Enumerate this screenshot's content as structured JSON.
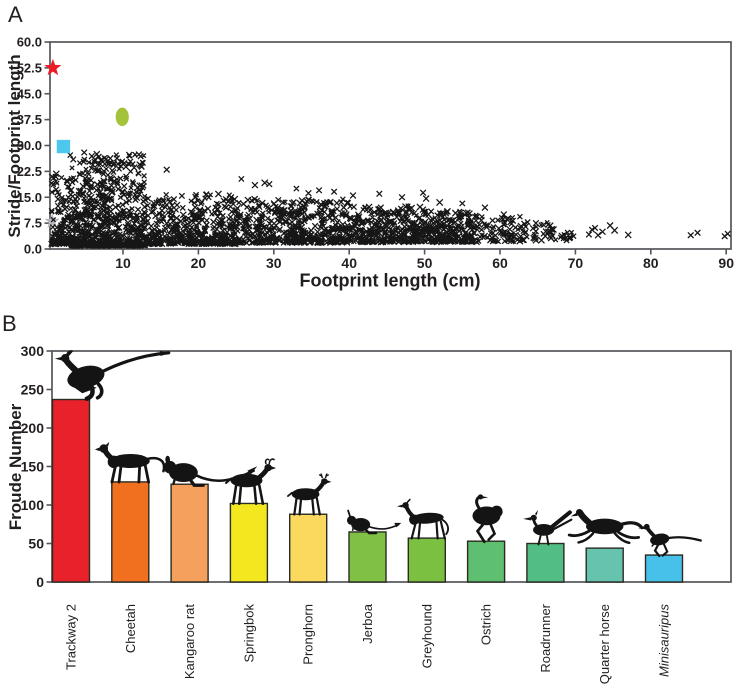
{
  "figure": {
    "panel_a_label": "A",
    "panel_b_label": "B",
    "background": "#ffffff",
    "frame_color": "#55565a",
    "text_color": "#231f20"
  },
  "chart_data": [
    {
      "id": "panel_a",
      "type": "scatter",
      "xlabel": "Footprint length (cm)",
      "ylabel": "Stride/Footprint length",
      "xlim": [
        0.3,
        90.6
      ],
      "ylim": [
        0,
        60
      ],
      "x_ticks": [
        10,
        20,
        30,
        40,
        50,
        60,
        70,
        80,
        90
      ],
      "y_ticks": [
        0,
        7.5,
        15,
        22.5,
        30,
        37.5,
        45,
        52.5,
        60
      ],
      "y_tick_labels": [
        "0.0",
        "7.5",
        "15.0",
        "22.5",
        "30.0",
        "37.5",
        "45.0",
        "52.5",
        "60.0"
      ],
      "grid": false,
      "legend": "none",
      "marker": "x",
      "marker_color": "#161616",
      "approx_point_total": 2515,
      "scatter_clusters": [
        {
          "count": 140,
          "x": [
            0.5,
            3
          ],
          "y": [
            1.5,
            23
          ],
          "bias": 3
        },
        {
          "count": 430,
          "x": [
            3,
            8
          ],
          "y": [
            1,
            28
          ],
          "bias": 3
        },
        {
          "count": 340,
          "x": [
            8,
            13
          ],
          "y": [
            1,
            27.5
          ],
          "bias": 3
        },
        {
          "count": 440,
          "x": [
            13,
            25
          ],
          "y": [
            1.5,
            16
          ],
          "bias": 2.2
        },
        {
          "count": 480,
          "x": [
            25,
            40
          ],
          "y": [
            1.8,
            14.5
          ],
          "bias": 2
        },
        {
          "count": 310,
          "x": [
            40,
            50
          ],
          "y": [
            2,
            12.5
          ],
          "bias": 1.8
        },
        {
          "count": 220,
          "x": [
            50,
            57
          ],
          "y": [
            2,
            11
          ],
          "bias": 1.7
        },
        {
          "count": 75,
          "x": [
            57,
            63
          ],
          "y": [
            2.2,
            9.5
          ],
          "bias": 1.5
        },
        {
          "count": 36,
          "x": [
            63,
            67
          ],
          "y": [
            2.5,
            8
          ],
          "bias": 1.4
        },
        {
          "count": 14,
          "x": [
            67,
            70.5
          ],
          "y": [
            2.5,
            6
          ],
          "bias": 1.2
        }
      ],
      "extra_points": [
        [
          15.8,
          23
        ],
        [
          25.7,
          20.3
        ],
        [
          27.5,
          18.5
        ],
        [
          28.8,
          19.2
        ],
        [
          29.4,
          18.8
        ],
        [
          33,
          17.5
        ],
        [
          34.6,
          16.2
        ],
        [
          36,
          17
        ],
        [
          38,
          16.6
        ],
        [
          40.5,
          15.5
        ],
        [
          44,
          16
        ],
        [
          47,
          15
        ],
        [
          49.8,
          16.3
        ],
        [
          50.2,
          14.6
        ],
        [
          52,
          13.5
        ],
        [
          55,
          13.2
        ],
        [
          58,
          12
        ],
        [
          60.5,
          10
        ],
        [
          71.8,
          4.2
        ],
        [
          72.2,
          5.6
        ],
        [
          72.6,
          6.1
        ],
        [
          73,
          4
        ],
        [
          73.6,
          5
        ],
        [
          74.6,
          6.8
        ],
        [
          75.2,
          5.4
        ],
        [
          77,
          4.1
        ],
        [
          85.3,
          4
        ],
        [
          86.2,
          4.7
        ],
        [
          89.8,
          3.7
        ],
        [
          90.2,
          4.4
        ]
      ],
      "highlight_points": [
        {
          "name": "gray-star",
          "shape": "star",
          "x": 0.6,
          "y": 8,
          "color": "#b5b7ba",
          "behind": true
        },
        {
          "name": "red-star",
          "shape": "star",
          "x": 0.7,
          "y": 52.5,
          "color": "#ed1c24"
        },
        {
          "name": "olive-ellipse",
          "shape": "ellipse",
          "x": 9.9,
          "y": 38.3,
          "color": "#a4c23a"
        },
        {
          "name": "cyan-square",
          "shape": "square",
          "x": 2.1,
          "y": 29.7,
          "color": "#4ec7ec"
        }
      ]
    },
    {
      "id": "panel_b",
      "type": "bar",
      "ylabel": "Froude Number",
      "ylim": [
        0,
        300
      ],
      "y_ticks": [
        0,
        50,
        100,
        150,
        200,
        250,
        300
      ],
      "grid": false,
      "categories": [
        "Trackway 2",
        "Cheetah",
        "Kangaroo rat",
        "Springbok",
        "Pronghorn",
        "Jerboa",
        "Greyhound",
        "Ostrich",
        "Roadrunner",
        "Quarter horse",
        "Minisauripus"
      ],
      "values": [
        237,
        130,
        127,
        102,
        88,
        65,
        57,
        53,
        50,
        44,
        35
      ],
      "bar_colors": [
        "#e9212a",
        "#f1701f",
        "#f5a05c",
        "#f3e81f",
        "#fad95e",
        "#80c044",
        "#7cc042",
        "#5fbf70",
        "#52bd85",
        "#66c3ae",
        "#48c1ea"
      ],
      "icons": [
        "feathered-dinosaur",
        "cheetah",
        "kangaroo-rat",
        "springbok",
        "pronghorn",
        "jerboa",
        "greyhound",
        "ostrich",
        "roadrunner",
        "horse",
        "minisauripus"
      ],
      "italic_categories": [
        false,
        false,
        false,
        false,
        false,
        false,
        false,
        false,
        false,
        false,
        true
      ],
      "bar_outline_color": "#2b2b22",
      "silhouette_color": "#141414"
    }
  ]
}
===============
Stated problem: Copy every line of the material in which the word "ylabel" occurs.

Full response:
      "ylabel": "Stride/Footprint length",
      "ylabel": "Froude Number",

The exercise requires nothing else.